## EXERCISE AIM
Each line that holds the word "date" counts once; report how many lines do so and nothing else.

───── THE INPUT ─────

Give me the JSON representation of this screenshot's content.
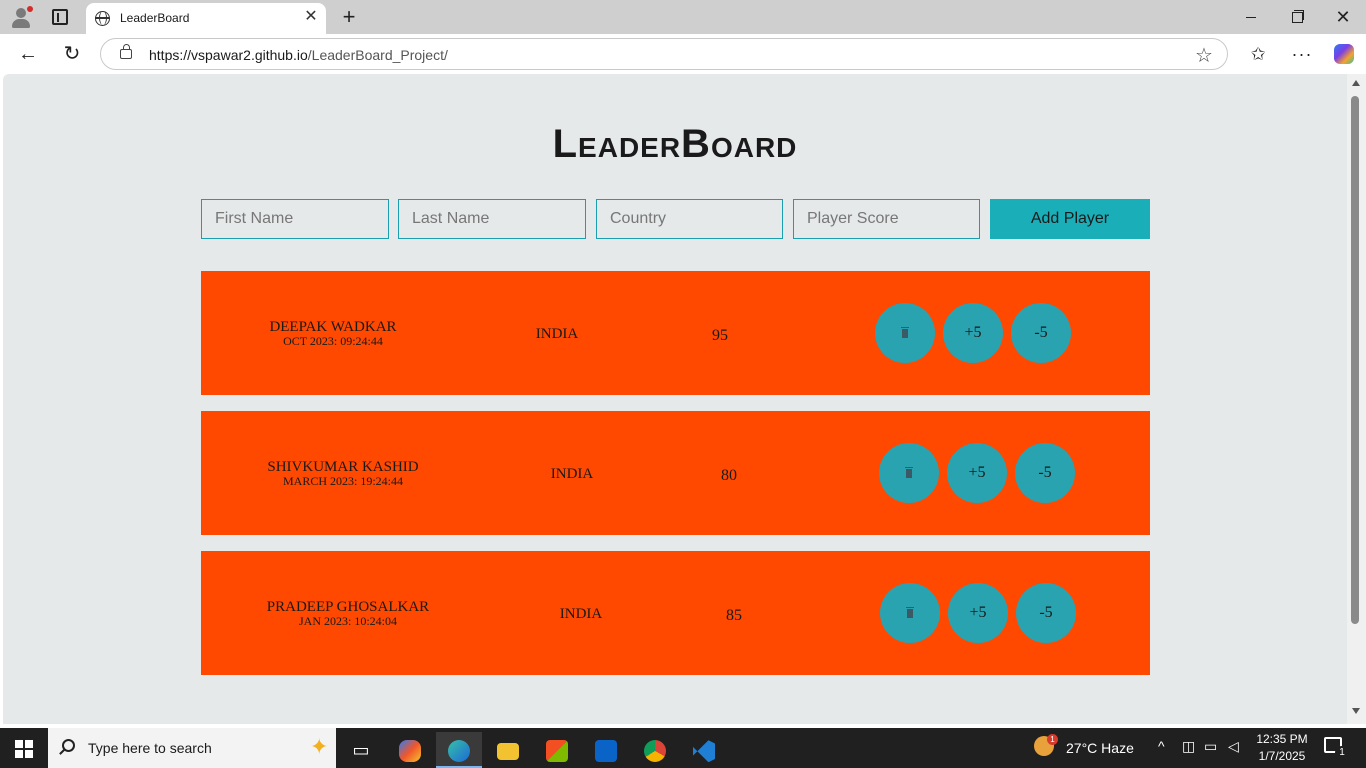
{
  "browser": {
    "tab_title": "LeaderBoard",
    "url_host": "https://vspawar2.github.io",
    "url_path": "/LeaderBoard_Project/",
    "tab_close": "✕",
    "new_tab": "+"
  },
  "page": {
    "title": "LeaderBoard",
    "form": {
      "first_name_placeholder": "First Name",
      "last_name_placeholder": "Last Name",
      "country_placeholder": "Country",
      "score_placeholder": "Player Score",
      "add_label": "Add Player"
    },
    "players": [
      {
        "name": "Deepak Wadkar",
        "date": "Oct 2023: 09:24:44",
        "country": "India",
        "score": "95",
        "plus_label": "+5",
        "minus_label": "-5"
      },
      {
        "name": "Shivkumar Kashid",
        "date": "March 2023: 19:24:44",
        "country": "India",
        "score": "80",
        "plus_label": "+5",
        "minus_label": "-5"
      },
      {
        "name": "Pradeep Ghosalkar",
        "date": "Jan 2023: 10:24:04",
        "country": "India",
        "score": "85",
        "plus_label": "+5",
        "minus_label": "-5"
      }
    ],
    "colors": {
      "row_bg": "#ff4800",
      "button_bg": "#2aa3b0",
      "add_button_bg": "#1aaeb8",
      "page_bg": "#e5e9ea"
    }
  },
  "taskbar": {
    "search_placeholder": "Type here to search",
    "weather": "27°C  Haze",
    "weather_badge": "1",
    "time": "12:35 PM",
    "date": "1/7/2025",
    "notification_count": "1"
  }
}
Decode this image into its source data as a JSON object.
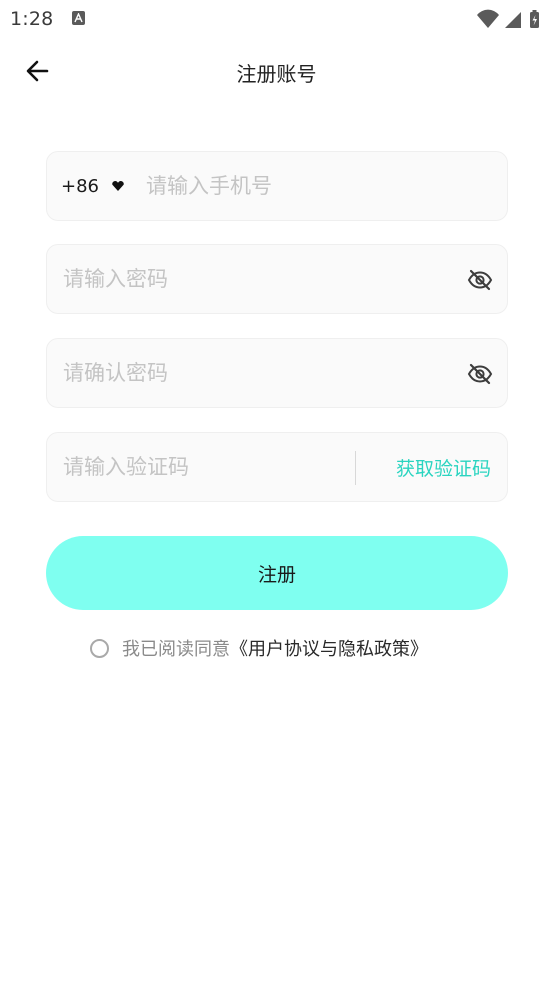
{
  "status_bar": {
    "time": "1:28"
  },
  "header": {
    "title": "注册账号",
    "back_icon": "arrow-left-icon"
  },
  "phone_field": {
    "country_code": "+86",
    "placeholder": "请输入手机号",
    "value": ""
  },
  "password_field": {
    "placeholder": "请输入密码",
    "value": "",
    "toggle_icon": "eye-off-icon"
  },
  "confirm_password_field": {
    "placeholder": "请确认密码",
    "value": "",
    "toggle_icon": "eye-off-icon"
  },
  "code_field": {
    "placeholder": "请输入验证码",
    "value": "",
    "get_code_label": "获取验证码"
  },
  "register_button": {
    "label": "注册"
  },
  "agreement": {
    "checked": false,
    "prefix": "我已阅读同意",
    "link_text": "《用户协议与隐私政策》"
  },
  "colors": {
    "accent": "#7ffff0",
    "link_accent": "#2ad4c0",
    "placeholder": "#c4c4c4",
    "field_background": "#fafafa"
  }
}
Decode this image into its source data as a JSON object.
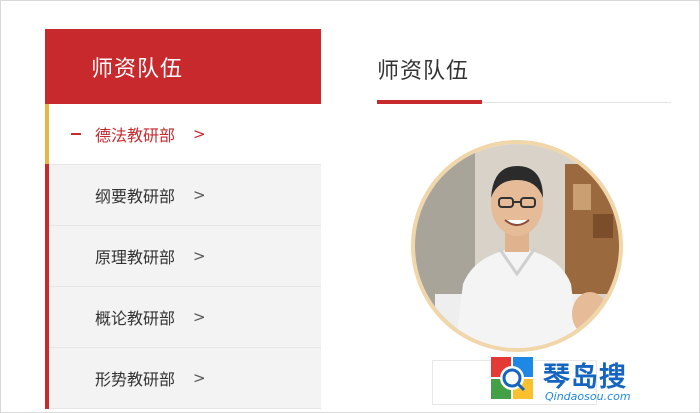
{
  "sidebar": {
    "header": "师资队伍",
    "items": [
      {
        "label": "德法教研部",
        "arrow": ">"
      },
      {
        "label": "纲要教研部",
        "arrow": ">"
      },
      {
        "label": "原理教研部",
        "arrow": ">"
      },
      {
        "label": "概论教研部",
        "arrow": ">"
      },
      {
        "label": "形势教研部",
        "arrow": ">"
      }
    ]
  },
  "main": {
    "title": "师资队伍"
  },
  "watermark": {
    "brand": "琴岛搜",
    "url": "Qindaosou.com"
  },
  "colors": {
    "accent": "#c8292c",
    "active_marker": "#e6b64b",
    "portrait_ring": "#f0d6a8",
    "watermark_blue": "#1565c0"
  }
}
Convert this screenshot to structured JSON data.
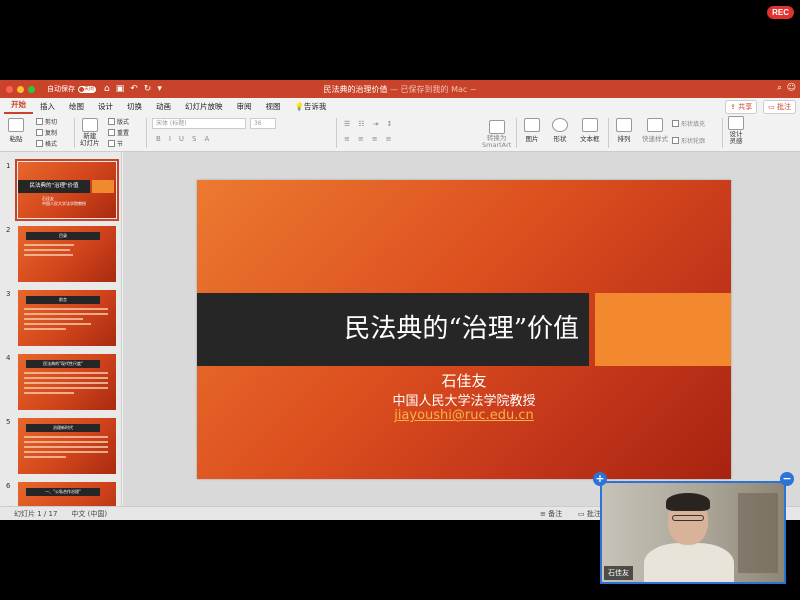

─────

## SOLUTION FOR THIS EXERCISE
4